====== SOURCE MATERIAL
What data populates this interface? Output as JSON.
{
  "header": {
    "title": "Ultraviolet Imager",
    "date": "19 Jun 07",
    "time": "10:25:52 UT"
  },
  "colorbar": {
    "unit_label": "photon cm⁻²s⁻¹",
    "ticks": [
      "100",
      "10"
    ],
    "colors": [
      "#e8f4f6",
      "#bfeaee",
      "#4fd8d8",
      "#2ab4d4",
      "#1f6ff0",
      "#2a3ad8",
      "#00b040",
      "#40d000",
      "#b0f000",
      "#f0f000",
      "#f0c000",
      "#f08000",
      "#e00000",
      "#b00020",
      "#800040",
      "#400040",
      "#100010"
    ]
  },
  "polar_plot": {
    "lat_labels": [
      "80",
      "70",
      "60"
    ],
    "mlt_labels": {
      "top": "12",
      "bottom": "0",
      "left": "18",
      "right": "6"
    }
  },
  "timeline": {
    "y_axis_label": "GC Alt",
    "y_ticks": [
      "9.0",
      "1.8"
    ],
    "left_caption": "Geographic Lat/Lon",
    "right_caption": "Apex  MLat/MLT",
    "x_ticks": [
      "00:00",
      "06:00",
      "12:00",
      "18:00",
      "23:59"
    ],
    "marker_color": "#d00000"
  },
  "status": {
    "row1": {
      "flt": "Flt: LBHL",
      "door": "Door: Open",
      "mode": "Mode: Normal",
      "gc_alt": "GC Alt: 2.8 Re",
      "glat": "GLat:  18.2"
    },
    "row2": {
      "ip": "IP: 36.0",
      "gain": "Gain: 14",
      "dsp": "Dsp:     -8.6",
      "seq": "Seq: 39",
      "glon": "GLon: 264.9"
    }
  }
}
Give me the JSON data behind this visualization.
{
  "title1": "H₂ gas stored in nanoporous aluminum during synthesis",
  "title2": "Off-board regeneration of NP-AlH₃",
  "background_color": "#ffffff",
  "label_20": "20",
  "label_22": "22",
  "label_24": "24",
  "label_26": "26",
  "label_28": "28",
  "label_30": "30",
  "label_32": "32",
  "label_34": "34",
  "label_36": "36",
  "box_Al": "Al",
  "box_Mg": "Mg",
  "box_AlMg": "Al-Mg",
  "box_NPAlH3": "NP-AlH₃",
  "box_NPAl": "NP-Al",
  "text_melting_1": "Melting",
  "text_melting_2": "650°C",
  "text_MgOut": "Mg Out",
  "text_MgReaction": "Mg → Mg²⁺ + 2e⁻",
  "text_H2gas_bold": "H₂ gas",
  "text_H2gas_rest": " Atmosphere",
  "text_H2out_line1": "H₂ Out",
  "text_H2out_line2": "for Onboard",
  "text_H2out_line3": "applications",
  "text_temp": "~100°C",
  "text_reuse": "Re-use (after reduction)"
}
============
====== SOURCE MATERIAL
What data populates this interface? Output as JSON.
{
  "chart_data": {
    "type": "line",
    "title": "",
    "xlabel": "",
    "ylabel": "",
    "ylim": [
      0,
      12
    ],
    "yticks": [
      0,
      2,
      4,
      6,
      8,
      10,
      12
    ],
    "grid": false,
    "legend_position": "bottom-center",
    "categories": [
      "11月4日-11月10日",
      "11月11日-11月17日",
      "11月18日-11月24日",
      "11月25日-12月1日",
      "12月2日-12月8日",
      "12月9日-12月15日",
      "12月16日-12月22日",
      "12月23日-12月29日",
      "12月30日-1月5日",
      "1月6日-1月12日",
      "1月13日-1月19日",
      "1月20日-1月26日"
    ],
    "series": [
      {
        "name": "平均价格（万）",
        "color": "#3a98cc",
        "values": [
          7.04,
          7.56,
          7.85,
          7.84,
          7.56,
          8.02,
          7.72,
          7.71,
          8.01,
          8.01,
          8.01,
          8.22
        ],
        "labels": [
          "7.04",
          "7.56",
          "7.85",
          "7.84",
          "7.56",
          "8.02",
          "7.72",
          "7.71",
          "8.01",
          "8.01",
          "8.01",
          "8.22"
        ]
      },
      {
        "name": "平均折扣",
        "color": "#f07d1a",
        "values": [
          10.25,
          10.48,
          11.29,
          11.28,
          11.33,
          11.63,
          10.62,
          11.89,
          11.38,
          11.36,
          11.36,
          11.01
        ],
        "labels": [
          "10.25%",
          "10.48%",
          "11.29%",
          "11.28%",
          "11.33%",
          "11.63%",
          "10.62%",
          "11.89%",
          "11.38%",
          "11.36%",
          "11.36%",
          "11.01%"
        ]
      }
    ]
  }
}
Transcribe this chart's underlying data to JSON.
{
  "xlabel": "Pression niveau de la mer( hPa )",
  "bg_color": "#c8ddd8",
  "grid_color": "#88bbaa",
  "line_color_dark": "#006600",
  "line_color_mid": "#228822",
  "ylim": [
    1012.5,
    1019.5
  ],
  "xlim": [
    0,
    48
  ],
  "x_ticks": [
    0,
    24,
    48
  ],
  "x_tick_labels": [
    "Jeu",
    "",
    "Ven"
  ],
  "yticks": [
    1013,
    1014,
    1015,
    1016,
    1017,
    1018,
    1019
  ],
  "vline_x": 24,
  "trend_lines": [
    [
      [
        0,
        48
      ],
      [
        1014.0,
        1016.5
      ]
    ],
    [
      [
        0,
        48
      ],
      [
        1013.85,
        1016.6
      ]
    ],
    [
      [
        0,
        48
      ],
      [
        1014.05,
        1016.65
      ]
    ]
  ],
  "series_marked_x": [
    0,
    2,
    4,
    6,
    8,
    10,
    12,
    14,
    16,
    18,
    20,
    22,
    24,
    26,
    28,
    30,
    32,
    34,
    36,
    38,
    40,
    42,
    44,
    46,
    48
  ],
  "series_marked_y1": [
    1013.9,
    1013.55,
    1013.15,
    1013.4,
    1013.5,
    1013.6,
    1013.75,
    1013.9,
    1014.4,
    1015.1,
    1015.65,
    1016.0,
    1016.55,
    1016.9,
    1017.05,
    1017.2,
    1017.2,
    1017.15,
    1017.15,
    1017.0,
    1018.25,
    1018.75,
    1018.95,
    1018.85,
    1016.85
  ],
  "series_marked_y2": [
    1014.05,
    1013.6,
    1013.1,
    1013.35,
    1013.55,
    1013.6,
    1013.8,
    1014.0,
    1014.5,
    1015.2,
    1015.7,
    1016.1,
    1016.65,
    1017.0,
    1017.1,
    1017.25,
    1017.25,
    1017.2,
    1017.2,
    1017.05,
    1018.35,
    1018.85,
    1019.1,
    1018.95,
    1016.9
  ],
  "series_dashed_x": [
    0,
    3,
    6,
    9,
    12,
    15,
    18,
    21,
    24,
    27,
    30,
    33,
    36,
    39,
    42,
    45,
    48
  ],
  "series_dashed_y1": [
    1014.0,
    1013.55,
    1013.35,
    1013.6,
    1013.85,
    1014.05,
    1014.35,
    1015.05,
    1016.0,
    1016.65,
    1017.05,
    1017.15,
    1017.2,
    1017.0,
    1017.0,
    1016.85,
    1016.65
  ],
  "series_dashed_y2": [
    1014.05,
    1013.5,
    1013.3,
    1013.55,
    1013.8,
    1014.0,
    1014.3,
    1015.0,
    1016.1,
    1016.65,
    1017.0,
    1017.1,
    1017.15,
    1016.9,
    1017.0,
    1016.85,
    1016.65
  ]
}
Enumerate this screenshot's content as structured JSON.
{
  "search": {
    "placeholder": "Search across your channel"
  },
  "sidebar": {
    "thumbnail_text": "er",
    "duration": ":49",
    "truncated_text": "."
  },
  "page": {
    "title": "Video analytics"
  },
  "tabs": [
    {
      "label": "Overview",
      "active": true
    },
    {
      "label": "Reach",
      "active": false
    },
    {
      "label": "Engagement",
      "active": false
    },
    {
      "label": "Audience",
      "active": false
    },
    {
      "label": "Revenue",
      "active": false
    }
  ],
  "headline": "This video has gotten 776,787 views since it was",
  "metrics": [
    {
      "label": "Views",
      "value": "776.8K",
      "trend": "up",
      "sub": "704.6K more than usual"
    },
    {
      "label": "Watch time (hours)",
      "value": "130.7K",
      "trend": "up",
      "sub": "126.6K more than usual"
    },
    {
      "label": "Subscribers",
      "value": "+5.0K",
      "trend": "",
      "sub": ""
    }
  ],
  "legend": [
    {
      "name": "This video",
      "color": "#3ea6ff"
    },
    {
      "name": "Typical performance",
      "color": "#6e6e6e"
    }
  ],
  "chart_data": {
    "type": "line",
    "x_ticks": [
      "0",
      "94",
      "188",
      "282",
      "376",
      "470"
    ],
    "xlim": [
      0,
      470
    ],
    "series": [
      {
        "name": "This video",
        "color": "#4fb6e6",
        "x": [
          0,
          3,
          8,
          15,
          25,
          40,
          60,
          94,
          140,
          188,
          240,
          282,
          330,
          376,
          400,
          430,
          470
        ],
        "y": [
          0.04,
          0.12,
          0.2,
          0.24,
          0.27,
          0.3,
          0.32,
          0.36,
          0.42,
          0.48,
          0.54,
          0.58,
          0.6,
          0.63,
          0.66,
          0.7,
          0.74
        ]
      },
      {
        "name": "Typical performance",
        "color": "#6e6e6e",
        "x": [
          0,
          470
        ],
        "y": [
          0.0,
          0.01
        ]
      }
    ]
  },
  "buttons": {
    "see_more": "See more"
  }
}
============
WHAT IS EXPECTED
Work out how many lines of the listing above include the word "usual". Report only the number.

RESPONSE TO THE EXERCISE
2